» **AVAILABLE RECORDS**
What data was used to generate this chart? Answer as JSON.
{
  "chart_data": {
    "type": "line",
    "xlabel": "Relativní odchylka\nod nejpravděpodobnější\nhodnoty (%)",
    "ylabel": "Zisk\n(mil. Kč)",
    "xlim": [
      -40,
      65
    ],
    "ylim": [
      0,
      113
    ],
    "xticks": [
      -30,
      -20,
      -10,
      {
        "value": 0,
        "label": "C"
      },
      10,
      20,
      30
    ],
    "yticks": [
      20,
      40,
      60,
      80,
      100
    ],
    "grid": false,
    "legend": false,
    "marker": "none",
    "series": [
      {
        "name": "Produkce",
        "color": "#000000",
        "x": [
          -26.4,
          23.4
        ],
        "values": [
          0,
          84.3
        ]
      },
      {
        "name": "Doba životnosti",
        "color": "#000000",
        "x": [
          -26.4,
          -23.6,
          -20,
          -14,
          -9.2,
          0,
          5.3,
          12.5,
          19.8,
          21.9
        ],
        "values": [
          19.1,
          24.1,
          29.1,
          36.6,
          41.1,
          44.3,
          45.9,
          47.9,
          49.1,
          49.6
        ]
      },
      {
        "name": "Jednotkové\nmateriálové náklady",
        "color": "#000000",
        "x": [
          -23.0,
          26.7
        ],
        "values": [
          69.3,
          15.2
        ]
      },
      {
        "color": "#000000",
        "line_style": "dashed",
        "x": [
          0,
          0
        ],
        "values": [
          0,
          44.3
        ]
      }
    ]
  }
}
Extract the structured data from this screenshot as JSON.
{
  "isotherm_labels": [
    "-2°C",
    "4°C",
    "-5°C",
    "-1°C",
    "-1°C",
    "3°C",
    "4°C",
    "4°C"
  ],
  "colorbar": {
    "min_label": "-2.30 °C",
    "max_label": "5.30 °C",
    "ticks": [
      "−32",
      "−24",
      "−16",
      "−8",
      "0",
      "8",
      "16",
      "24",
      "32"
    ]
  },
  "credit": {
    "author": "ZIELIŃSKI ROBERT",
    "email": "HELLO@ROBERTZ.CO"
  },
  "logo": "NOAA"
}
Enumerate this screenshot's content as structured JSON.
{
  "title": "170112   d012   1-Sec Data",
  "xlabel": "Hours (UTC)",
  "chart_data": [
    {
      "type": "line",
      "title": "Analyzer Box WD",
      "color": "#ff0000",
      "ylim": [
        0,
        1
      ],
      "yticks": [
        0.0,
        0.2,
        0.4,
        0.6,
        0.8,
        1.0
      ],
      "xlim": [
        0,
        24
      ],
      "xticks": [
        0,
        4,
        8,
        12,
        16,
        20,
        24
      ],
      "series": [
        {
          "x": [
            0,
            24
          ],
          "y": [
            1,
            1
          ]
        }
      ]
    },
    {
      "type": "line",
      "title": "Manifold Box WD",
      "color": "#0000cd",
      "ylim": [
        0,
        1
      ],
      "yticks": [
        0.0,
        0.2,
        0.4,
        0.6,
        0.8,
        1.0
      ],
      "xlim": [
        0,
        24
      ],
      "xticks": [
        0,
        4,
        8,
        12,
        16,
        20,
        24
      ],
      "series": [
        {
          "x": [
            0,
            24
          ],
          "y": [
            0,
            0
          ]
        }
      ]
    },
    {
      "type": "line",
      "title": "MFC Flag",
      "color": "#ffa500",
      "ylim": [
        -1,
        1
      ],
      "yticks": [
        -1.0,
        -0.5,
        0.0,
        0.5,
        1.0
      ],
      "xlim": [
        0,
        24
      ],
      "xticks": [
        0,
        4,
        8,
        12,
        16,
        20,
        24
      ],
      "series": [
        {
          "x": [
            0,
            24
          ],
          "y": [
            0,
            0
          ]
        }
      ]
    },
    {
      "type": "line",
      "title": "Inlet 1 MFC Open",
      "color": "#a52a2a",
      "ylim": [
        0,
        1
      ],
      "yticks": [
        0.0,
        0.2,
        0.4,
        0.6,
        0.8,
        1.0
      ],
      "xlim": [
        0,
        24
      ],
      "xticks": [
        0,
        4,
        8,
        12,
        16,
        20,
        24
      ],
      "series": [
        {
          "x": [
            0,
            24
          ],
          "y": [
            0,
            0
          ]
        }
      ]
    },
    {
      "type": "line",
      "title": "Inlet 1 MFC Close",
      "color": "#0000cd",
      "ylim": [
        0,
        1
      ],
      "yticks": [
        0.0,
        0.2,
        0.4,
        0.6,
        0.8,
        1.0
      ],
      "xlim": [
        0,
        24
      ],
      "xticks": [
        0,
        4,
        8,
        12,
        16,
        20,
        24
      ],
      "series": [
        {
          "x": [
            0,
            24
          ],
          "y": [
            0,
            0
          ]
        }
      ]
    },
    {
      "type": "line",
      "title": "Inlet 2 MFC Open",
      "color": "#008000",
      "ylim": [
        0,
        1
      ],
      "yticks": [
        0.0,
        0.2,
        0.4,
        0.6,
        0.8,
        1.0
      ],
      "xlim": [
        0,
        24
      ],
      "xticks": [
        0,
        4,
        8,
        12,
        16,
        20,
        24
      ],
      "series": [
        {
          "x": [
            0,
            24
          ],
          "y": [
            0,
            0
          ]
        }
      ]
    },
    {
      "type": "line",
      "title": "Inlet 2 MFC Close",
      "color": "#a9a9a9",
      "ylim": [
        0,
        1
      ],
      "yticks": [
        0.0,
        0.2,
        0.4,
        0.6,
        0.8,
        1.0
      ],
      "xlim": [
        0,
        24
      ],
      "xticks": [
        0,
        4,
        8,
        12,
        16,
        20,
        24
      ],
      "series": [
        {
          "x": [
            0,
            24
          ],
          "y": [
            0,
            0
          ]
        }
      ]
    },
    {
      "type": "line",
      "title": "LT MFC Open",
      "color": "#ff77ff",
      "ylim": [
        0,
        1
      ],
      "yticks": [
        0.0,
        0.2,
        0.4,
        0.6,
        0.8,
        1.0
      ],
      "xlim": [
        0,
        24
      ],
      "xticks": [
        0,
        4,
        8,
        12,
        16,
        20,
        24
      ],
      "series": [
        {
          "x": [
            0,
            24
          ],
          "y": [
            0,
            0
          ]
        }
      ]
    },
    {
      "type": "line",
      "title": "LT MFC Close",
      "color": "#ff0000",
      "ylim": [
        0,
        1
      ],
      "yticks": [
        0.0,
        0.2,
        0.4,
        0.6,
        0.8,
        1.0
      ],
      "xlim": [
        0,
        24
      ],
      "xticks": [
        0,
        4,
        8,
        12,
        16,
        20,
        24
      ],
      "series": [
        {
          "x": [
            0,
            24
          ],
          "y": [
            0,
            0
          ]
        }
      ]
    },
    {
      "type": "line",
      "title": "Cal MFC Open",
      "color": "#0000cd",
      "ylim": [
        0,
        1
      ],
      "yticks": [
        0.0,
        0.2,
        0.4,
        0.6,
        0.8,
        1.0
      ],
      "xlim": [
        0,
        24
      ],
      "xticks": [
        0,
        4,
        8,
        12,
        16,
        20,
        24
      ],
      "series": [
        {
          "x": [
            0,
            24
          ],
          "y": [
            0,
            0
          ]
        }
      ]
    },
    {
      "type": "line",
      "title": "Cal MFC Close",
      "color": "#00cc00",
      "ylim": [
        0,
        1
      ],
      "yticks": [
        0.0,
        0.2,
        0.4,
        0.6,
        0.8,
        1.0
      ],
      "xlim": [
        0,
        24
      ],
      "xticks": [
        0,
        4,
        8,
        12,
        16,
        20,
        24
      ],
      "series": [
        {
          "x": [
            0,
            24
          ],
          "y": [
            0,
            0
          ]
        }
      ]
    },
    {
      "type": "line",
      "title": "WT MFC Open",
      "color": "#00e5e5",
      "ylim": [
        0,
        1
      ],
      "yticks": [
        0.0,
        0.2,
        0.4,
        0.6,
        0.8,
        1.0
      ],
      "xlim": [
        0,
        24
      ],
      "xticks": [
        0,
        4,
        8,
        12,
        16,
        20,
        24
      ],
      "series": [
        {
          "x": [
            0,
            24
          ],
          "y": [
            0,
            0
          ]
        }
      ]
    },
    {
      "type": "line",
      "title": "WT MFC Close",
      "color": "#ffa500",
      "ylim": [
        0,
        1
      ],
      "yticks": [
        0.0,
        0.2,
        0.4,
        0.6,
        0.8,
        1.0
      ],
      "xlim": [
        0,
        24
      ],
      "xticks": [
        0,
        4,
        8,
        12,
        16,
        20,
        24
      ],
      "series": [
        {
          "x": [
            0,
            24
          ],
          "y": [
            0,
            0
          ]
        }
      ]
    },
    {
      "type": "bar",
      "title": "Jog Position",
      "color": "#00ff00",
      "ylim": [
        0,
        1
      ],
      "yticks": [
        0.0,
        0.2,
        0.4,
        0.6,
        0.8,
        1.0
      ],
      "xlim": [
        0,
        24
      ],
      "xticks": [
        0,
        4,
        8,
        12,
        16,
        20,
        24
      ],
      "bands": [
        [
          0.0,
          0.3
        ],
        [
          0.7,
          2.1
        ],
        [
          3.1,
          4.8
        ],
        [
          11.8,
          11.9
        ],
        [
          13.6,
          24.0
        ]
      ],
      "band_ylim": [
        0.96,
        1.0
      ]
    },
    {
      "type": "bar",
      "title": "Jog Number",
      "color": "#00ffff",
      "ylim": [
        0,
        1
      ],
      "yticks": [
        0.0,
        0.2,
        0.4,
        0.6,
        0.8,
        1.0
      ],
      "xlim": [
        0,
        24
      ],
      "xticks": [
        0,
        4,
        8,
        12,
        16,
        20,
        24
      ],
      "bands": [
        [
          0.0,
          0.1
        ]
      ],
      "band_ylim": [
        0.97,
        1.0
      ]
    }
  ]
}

» **TASK TO COMPLETE**
Filter the data for the string "Inlet" and copy every line that has it.

» **SOLUTION TO THE PROBLEM**
      "title": "Inlet 1 MFC Open",
      "title": "Inlet 1 MFC Close",
      "title": "Inlet 2 MFC Open",
      "title": "Inlet 2 MFC Close",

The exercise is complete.